• **What is being asked**
Write out the full set of records exactly. Any pictures in them do not belong in the copy.

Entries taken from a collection
* * *

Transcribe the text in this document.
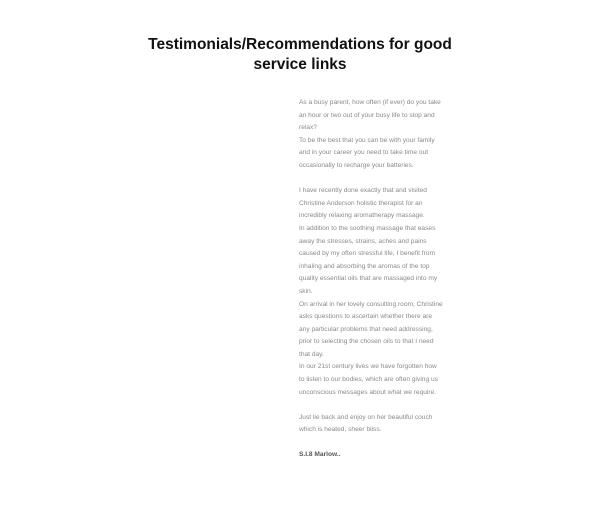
Testimonials/Recommendations for good
service links
As a busy parent, how often (if ever) do you take
an hour or two out of your busy life to stop and
relax?
To be the best that you can be with your family
and in your career you need to take time out
occasionally to recharge your batteries.
I have recently done exactly that and visited
Christine Anderson holistic therapist for an
incredibly relaxing aromatherapy massage.
In addition to the soothing massage that eases
away the stresses, strains, aches and pains
caused by my often stressful life, I benefit from
inhaling and absorbing the aromas of the top
quality essential oils that are massaged into my
skin.
On arrival in her lovely consulting room, Christine
asks questions to ascertain whether there are
any particular problems that need addressing,
prior to selecting the chosen oils to that I need
that day.
In our 21st century lives we have forgotten how
to listen to our bodies, which are often giving us
unconscious messages about what we require.
Just lie back and enjoy on her beautiful couch
which is heated, sheer bliss.
S.I.8 Marlow..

* * *

• **Correct output**
Transcribe the text in this document.
Testimonials/Recommendations for good
service links
As a busy parent, how often (if ever) do you take
an hour or two out of your busy life to stop and
relax?
To be the best that you can be with your family
and in your career you need to take time out
occasionally to recharge your batteries.
I have recently done exactly that and visited
Christine Anderson holistic therapist for an
incredibly relaxing aromatherapy massage.
In addition to the soothing massage that eases
away the stresses, strains, aches and pains
caused by my often stressful life, I benefit from
inhaling and absorbing the aromas of the top
quality essential oils that are massaged into my
skin.
On arrival in her lovely consulting room, Christine
asks questions to ascertain whether there are
any particular problems that need addressing,
prior to selecting the chosen oils to that I need
that day.
In our 21st century lives we have forgotten how
to listen to our bodies, which are often giving us
unconscious messages about what we require.
Just lie back and enjoy on her beautiful couch
which is heated, sheer bliss.
S.I.8 Marlow..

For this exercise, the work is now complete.